| GIVEN INSTRUCTION |
Find the lines with the string "which" and return them.

[Collected data]
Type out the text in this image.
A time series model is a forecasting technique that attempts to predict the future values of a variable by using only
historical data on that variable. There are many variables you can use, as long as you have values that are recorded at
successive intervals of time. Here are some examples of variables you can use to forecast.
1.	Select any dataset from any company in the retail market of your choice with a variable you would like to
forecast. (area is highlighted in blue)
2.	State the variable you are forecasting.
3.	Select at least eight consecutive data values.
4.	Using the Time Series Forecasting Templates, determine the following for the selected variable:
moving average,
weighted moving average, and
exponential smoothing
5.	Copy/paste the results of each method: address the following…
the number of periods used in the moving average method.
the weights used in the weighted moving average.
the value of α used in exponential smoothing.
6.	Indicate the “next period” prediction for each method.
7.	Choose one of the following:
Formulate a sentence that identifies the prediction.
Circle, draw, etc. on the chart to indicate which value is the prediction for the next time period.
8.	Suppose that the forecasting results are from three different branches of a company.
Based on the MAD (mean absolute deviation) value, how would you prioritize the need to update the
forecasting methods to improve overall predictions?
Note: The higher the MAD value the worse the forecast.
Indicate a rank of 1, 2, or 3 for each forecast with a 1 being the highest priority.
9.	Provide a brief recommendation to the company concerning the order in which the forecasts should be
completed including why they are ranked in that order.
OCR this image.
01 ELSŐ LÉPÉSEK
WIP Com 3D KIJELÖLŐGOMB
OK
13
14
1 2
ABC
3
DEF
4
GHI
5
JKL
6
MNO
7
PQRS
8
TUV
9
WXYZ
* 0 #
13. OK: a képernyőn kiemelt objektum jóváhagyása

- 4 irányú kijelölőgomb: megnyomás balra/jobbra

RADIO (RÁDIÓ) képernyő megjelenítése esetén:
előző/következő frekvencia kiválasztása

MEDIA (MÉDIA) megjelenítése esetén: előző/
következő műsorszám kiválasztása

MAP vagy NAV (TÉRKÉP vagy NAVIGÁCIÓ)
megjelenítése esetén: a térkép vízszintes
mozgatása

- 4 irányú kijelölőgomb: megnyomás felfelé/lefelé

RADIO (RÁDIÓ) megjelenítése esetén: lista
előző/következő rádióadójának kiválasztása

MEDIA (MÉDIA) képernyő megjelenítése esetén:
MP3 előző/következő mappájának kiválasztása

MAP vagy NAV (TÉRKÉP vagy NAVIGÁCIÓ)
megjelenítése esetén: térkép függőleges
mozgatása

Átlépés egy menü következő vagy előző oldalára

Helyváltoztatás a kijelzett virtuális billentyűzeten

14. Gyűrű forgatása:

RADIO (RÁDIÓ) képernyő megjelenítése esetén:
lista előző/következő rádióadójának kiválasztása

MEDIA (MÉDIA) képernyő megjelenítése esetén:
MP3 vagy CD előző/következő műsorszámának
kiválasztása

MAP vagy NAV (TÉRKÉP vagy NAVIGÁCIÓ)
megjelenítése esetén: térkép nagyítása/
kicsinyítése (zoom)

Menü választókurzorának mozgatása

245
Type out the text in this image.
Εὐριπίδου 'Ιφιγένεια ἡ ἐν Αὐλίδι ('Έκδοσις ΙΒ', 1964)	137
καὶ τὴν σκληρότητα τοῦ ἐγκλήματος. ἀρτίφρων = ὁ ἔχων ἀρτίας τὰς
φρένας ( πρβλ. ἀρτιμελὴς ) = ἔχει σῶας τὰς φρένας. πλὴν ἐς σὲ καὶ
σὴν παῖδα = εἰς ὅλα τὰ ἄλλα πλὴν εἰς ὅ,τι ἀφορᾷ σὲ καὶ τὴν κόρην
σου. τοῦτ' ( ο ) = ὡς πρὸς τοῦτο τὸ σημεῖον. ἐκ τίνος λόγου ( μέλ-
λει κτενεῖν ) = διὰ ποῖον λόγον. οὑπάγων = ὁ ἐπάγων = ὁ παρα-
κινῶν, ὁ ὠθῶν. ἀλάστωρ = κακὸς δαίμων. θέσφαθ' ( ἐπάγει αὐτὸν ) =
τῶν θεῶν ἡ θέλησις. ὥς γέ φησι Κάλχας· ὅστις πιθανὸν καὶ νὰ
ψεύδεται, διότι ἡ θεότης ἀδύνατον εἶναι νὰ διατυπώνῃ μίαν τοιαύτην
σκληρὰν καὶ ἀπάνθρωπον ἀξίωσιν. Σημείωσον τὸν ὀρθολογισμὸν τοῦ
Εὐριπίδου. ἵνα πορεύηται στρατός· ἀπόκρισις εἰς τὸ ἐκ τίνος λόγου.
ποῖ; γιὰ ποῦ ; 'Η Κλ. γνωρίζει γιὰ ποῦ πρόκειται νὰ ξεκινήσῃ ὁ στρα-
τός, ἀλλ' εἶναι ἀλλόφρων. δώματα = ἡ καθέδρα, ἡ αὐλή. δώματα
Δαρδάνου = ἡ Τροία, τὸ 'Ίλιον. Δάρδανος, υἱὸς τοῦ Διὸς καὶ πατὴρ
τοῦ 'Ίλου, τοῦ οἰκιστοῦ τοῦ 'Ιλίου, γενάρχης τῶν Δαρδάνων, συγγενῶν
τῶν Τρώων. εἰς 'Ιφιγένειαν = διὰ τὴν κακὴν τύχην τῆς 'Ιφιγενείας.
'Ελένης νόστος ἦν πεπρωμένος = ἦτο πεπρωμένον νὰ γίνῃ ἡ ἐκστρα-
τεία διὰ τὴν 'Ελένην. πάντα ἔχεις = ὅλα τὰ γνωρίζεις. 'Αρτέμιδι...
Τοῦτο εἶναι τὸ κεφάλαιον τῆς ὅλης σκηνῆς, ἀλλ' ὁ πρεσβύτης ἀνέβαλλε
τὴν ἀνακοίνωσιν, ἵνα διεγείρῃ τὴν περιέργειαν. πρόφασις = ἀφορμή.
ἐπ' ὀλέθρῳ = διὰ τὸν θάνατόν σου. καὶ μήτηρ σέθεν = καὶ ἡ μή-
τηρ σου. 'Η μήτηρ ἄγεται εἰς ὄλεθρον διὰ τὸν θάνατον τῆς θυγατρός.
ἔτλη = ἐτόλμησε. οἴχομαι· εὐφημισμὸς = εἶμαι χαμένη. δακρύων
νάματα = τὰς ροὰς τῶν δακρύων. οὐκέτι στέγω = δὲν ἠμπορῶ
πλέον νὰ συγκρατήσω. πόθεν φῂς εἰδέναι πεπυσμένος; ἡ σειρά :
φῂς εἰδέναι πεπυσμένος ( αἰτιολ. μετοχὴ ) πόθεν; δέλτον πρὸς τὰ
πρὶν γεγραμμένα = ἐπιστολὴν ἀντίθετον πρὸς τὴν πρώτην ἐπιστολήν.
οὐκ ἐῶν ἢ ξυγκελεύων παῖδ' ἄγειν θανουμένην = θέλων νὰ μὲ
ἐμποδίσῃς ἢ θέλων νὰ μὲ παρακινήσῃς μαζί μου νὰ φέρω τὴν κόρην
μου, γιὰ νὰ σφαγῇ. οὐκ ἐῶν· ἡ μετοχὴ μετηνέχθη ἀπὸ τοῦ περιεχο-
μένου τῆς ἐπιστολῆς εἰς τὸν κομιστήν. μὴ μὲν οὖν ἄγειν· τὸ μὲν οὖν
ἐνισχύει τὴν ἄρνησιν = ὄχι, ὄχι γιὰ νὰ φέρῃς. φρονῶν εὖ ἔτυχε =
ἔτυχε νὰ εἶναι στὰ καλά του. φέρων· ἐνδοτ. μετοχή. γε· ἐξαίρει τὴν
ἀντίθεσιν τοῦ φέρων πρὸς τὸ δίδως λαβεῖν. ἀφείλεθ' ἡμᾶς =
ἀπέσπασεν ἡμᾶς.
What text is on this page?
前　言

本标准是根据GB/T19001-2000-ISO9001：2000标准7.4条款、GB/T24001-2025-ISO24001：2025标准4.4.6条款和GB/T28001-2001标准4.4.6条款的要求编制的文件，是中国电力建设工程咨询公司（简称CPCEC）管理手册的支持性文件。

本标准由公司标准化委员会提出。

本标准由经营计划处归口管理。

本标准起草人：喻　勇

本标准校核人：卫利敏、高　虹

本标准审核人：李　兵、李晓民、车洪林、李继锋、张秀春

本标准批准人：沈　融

| TASK OUTPUT |
Circle, draw, etc. on the chart to indicate which value is the prediction for the next time period.
9.	Provide a brief recommendation to the company concerning the order in which the forecasts should be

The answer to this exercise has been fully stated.